Exercise brief: Reproduce all entries verbatim, with nothing added or dropped.
** Begin Raw data **
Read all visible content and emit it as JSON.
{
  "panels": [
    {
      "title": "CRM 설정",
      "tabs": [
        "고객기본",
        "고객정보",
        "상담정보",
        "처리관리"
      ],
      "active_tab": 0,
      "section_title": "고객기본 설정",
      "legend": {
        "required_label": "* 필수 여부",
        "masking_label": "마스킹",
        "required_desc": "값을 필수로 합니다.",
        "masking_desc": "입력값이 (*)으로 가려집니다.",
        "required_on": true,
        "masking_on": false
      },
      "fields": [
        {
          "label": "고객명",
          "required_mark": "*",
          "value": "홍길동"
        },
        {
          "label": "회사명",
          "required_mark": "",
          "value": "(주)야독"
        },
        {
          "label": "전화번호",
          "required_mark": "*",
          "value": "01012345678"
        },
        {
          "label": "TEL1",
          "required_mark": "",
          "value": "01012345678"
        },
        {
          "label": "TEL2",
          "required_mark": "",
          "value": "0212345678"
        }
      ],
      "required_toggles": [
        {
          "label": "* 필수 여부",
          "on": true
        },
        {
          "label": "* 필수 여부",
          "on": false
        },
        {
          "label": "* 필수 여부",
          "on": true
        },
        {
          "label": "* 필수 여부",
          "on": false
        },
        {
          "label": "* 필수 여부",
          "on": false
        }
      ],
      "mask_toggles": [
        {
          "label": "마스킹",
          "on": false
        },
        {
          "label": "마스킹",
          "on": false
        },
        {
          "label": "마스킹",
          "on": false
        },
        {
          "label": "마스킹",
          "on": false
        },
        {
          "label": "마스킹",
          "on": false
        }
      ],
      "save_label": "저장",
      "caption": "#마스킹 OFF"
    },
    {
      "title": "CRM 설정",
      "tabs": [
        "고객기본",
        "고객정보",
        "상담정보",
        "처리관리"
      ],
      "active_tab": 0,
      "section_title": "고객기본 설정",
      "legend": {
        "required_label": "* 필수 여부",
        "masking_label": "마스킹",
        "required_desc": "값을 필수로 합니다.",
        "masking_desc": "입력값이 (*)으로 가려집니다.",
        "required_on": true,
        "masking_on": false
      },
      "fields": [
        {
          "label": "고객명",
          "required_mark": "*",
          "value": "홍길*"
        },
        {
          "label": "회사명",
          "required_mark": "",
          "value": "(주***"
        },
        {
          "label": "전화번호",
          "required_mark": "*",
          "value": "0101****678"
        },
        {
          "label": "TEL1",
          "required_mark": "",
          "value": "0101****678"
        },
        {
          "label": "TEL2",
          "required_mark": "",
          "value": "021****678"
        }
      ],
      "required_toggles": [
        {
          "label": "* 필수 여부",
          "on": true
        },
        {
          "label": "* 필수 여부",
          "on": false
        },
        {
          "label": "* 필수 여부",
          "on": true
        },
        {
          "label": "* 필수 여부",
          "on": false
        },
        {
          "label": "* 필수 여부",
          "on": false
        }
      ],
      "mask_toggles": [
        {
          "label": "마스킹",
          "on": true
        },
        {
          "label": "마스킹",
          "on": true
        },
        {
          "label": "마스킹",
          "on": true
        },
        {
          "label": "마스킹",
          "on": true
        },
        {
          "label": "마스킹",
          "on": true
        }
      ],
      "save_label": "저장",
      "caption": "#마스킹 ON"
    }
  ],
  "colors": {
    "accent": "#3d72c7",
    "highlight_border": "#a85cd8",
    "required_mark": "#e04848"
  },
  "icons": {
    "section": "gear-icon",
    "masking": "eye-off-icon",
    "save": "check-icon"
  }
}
** End Raw data **
Written answer:
Read all visible content and emit it as JSON.
{
  "panels": [
    {
      "title": "CRM 설정",
      "tabs": [
        "고객기본",
        "고객정보",
        "상담정보",
        "처리관리"
      ],
      "active_tab": 0,
      "section_title": "고객기본 설정",
      "legend": {
        "required_label": "* 필수 여부",
        "masking_label": "마스킹",
        "required_desc": "값을 필수로 합니다.",
        "masking_desc": "입력값이 (*)으로 가려집니다.",
        "required_on": true,
        "masking_on": false
      },
      "fields": [
        {
          "label": "고객명",
          "required_mark": "*",
          "value": "홍길동"
        },
        {
          "label": "회사명",
          "required_mark": "",
          "value": "(주)야독"
        },
        {
          "label": "전화번호",
          "required_mark": "*",
          "value": "01012345678"
        },
        {
          "label": "TEL1",
          "required_mark": "",
          "value": "01012345678"
        },
        {
          "label": "TEL2",
          "required_mark": "",
          "value": "0212345678"
        }
      ],
      "required_toggles": [
        {
          "label": "* 필수 여부",
          "on": true
        },
        {
          "label": "* 필수 여부",
          "on": false
        },
        {
          "label": "* 필수 여부",
          "on": true
        },
        {
          "label": "* 필수 여부",
          "on": false
        },
        {
          "label": "* 필수 여부",
          "on": false
        }
      ],
      "mask_toggles": [
        {
          "label": "마스킹",
          "on": false
        },
        {
          "label": "마스킹",
          "on": false
        },
        {
          "label": "마스킹",
          "on": false
        },
        {
          "label": "마스킹",
          "on": false
        },
        {
          "label": "마스킹",
          "on": false
        }
      ],
      "save_label": "저장",
      "caption": "#마스킹 OFF"
    },
    {
      "title": "CRM 설정",
      "tabs": [
        "고객기본",
        "고객정보",
        "상담정보",
        "처리관리"
      ],
      "active_tab": 0,
      "section_title": "고객기본 설정",
      "legend": {
        "required_label": "* 필수 여부",
        "masking_label": "마스킹",
        "required_desc": "값을 필수로 합니다.",
        "masking_desc": "입력값이 (*)으로 가려집니다.",
        "required_on": true,
        "masking_on": false
      },
      "fields": [
        {
          "label": "고객명",
          "required_mark": "*",
          "value": "홍길*"
        },
        {
          "label": "회사명",
          "required_mark": "",
          "value": "(주***"
        },
        {
          "label": "전화번호",
          "required_mark": "*",
          "value": "0101****678"
        },
        {
          "label": "TEL1",
          "required_mark": "",
          "value": "0101****678"
        },
        {
          "label": "TEL2",
          "required_mark": "",
          "value": "021****678"
        }
      ],
      "required_toggles": [
        {
          "label": "* 필수 여부",
          "on": true
        },
        {
          "label": "* 필수 여부",
          "on": false
        },
        {
          "label": "* 필수 여부",
          "on": true
        },
        {
          "label": "* 필수 여부",
          "on": false
        },
        {
          "label": "* 필수 여부",
          "on": false
        }
      ],
      "mask_toggles": [
        {
          "label": "마스킹",
          "on": true
        },
        {
          "label": "마스킹",
          "on": true
        },
        {
          "label": "마스킹",
          "on": true
        },
        {
          "label": "마스킹",
          "on": true
        },
        {
          "label": "마스킹",
          "on": true
        }
      ],
      "save_label": "저장",
      "caption": "#마스킹 ON"
    }
  ],
  "colors": {
    "accent": "#3d72c7",
    "highlight_border": "#a85cd8",
    "required_mark": "#e04848"
  },
  "icons": {
    "section": "gear-icon",
    "masking": "eye-off-icon",
    "save": "check-icon"
  }
}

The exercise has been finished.